Can you reproduce each of the following lines word for word, without changing anything?

_Provided data_:
>>>>>
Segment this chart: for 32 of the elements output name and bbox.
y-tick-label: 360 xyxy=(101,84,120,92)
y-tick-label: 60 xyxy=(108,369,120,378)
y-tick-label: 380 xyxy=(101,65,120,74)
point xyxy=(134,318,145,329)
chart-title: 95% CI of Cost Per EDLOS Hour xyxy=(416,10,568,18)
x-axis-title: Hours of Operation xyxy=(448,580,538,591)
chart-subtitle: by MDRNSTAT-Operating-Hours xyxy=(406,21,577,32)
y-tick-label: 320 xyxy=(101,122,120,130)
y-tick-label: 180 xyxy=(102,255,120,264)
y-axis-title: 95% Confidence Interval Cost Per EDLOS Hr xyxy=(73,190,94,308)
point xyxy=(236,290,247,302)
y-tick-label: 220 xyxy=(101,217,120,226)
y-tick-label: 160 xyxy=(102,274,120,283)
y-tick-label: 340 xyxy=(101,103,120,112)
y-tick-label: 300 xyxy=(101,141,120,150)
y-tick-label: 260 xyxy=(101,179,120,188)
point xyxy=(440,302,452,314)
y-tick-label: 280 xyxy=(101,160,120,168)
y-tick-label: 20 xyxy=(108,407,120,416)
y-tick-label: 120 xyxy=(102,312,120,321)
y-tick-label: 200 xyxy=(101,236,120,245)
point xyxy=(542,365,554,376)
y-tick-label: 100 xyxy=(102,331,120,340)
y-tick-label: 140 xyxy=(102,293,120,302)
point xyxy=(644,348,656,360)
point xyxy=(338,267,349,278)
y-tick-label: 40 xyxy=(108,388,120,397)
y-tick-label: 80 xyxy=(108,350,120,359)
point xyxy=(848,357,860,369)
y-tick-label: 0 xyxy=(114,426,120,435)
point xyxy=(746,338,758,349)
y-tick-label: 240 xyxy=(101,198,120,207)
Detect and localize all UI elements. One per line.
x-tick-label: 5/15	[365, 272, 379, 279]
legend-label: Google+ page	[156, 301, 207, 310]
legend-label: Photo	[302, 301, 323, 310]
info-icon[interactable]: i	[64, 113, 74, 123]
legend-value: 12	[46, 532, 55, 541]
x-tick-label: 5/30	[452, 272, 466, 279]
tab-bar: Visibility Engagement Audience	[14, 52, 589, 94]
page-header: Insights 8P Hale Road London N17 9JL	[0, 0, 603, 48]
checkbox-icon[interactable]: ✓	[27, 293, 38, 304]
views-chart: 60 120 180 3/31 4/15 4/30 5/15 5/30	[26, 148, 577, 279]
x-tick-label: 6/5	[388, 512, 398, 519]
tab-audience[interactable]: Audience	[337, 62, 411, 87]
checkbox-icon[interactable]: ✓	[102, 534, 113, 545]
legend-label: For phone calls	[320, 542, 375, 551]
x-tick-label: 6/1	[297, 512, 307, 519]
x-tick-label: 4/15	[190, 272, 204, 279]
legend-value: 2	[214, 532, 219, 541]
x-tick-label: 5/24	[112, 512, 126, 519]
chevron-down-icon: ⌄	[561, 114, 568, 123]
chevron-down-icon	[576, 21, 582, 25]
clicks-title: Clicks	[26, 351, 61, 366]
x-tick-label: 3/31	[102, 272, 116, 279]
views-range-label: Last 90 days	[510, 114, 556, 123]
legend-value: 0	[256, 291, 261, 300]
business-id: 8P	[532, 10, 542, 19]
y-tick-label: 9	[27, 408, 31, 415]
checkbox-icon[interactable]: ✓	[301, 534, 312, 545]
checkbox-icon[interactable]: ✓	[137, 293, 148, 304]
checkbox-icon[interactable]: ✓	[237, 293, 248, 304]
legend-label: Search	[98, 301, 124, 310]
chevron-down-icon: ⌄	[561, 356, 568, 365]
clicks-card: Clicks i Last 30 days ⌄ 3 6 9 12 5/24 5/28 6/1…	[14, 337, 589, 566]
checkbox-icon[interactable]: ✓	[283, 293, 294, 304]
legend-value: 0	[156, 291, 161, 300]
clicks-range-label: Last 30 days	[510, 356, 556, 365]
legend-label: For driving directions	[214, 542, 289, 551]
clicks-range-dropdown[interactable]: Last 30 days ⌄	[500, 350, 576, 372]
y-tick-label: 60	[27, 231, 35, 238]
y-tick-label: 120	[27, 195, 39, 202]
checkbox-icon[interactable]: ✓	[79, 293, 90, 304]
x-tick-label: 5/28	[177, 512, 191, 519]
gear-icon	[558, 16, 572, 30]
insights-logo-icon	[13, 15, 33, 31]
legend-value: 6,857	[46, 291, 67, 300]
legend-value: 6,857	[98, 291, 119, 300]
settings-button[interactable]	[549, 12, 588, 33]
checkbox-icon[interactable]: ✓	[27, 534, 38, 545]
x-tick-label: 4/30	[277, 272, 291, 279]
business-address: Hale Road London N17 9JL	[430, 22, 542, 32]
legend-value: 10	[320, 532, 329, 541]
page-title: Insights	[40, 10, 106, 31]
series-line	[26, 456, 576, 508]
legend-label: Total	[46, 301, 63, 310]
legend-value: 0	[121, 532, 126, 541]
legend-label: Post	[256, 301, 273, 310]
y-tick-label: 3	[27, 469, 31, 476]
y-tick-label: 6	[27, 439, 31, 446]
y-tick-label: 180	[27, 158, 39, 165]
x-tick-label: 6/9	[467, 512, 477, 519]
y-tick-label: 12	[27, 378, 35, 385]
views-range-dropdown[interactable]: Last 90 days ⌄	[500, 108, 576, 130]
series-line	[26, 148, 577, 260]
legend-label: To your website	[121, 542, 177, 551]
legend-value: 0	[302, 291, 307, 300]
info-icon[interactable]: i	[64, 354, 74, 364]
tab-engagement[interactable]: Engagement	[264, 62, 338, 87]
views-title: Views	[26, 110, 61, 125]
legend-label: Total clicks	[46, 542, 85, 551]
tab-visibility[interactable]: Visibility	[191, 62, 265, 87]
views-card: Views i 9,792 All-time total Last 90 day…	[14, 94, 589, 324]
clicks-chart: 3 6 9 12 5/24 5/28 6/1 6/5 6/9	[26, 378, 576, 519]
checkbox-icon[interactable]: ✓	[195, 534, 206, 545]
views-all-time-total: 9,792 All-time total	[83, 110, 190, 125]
<<<<<
_Expected output_:
Segment this chart: for 32 of the elements output name and bbox.
y-tick-label: 360 xyxy=(101,84,120,92)
y-tick-label: 60 xyxy=(108,369,120,378)
y-tick-label: 380 xyxy=(101,65,120,74)
point xyxy=(134,318,145,329)
chart-title: 95% CI of Cost Per EDLOS Hour xyxy=(416,10,568,18)
x-axis-title: Hours of Operation xyxy=(448,580,538,591)
chart-subtitle: by MDRNSTAT-Operating-Hours xyxy=(406,21,577,32)
y-tick-label: 320 xyxy=(101,122,120,130)
y-tick-label: 180 xyxy=(102,255,120,264)
y-axis-title: 95% Confidence Interval Cost Per EDLOS Hr xyxy=(73,190,94,308)
point xyxy=(236,290,247,302)
y-tick-label: 220 xyxy=(101,217,120,226)
y-tick-label: 160 xyxy=(102,274,120,283)
y-tick-label: 340 xyxy=(101,103,120,112)
y-tick-label: 300 xyxy=(101,141,120,150)
y-tick-label: 260 xyxy=(101,179,120,188)
point xyxy=(440,302,452,314)
y-tick-label: 280 xyxy=(101,160,120,168)
y-tick-label: 20 xyxy=(108,407,120,416)
y-tick-label: 120 xyxy=(102,312,120,321)
y-tick-label: 200 xyxy=(101,236,120,245)
point xyxy=(542,365,554,376)
y-tick-label: 100 xyxy=(102,331,120,340)
y-tick-label: 140 xyxy=(102,293,120,302)
point xyxy=(644,348,656,360)
point xyxy=(338,267,349,278)
y-tick-label: 40 xyxy=(108,388,120,397)
y-tick-label: 80 xyxy=(108,350,120,359)
point xyxy=(848,357,860,369)
y-tick-label: 0 xyxy=(114,426,120,435)
point xyxy=(746,338,758,349)
y-tick-label: 240 xyxy=(101,198,120,207)
Detect and localize all UI elements. One per line.
x-tick-label: 5/15	[365, 272, 379, 279]
legend-label: Google+ page	[156, 301, 207, 310]
legend-label: Photo	[302, 301, 323, 310]
info-icon[interactable]: i	[64, 113, 74, 123]
legend-value: 12	[46, 532, 55, 541]
x-tick-label: 5/30	[452, 272, 466, 279]
tab-bar: Visibility Engagement Audience	[14, 52, 589, 94]
page-header: Insights 8P Hale Road London N17 9JL	[0, 0, 603, 48]
checkbox-icon[interactable]: ✓	[27, 293, 38, 304]
views-chart: 60 120 180 3/31 4/15 4/30 5/15 5/30	[26, 148, 577, 279]
x-tick-label: 6/5	[388, 512, 398, 519]
tab-audience[interactable]: Audience	[337, 62, 411, 87]
checkbox-icon[interactable]: ✓	[102, 534, 113, 545]
legend-label: For phone calls	[320, 542, 375, 551]
x-tick-label: 6/1	[297, 512, 307, 519]
x-tick-label: 4/15	[190, 272, 204, 279]
legend-value: 2	[214, 532, 219, 541]
x-tick-label: 5/24	[112, 512, 126, 519]
chevron-down-icon: ⌄	[561, 114, 568, 123]
chevron-down-icon	[576, 21, 582, 25]
clicks-title: Clicks	[26, 351, 61, 366]
x-tick-label: 3/31	[102, 272, 116, 279]
views-range-label: Last 90 days	[510, 114, 556, 123]
legend-value: 0	[256, 291, 261, 300]
business-id: 8P	[532, 10, 542, 19]
y-tick-label: 9	[27, 408, 31, 415]
checkbox-icon[interactable]: ✓	[301, 534, 312, 545]
checkbox-icon[interactable]: ✓	[137, 293, 148, 304]
checkbox-icon[interactable]: ✓	[237, 293, 248, 304]
legend-label: Search	[98, 301, 124, 310]
chevron-down-icon: ⌄	[561, 356, 568, 365]
clicks-card: Clicks i Last 30 days ⌄ 3 6 9 12 5/24 5/28 6/1…	[14, 337, 589, 566]
checkbox-icon[interactable]: ✓	[283, 293, 294, 304]
legend-value: 0	[156, 291, 161, 300]
clicks-range-label: Last 30 days	[510, 356, 556, 365]
legend-label: For driving directions	[214, 542, 289, 551]
clicks-range-dropdown[interactable]: Last 30 days ⌄	[500, 350, 576, 372]
y-tick-label: 60	[27, 231, 35, 238]
y-tick-label: 120	[27, 195, 39, 202]
checkbox-icon[interactable]: ✓	[79, 293, 90, 304]
x-tick-label: 5/28	[177, 512, 191, 519]
gear-icon	[558, 16, 572, 30]
insights-logo-icon	[13, 15, 33, 31]
legend-value: 6,857	[46, 291, 67, 300]
legend-value: 6,857	[98, 291, 119, 300]
settings-button[interactable]	[549, 12, 588, 33]
checkbox-icon[interactable]: ✓	[27, 534, 38, 545]
x-tick-label: 4/30	[277, 272, 291, 279]
business-address: Hale Road London N17 9JL	[430, 22, 542, 32]
legend-value: 10	[320, 532, 329, 541]
page-title: Insights	[40, 10, 106, 31]
series-line	[26, 456, 576, 508]
legend-label: Total	[46, 301, 63, 310]
legend-value: 0	[121, 532, 126, 541]
legend-label: Post	[256, 301, 273, 310]
y-tick-label: 3	[27, 469, 31, 476]
y-tick-label: 6	[27, 439, 31, 446]
y-tick-label: 180	[27, 158, 39, 165]
x-tick-label: 6/9	[467, 512, 477, 519]
y-tick-label: 12	[27, 378, 35, 385]
views-range-dropdown[interactable]: Last 90 days ⌄	[500, 108, 576, 130]
series-line	[26, 148, 577, 260]
legend-label: To your website	[121, 542, 177, 551]
legend-value: 0	[302, 291, 307, 300]
info-icon[interactable]: i	[64, 354, 74, 364]
tab-engagement[interactable]: Engagement	[264, 62, 338, 87]
views-title: Views	[26, 110, 61, 125]
legend-label: Total clicks	[46, 542, 85, 551]
tab-visibility[interactable]: Visibility	[191, 62, 265, 87]
views-card: Views i 9,792 All-time total Last 90 day…	[14, 94, 589, 324]
clicks-chart: 3 6 9 12 5/24 5/28 6/1 6/5 6/9	[26, 378, 576, 519]
checkbox-icon[interactable]: ✓	[195, 534, 206, 545]
views-all-time-total: 9,792 All-time total	[83, 110, 190, 125]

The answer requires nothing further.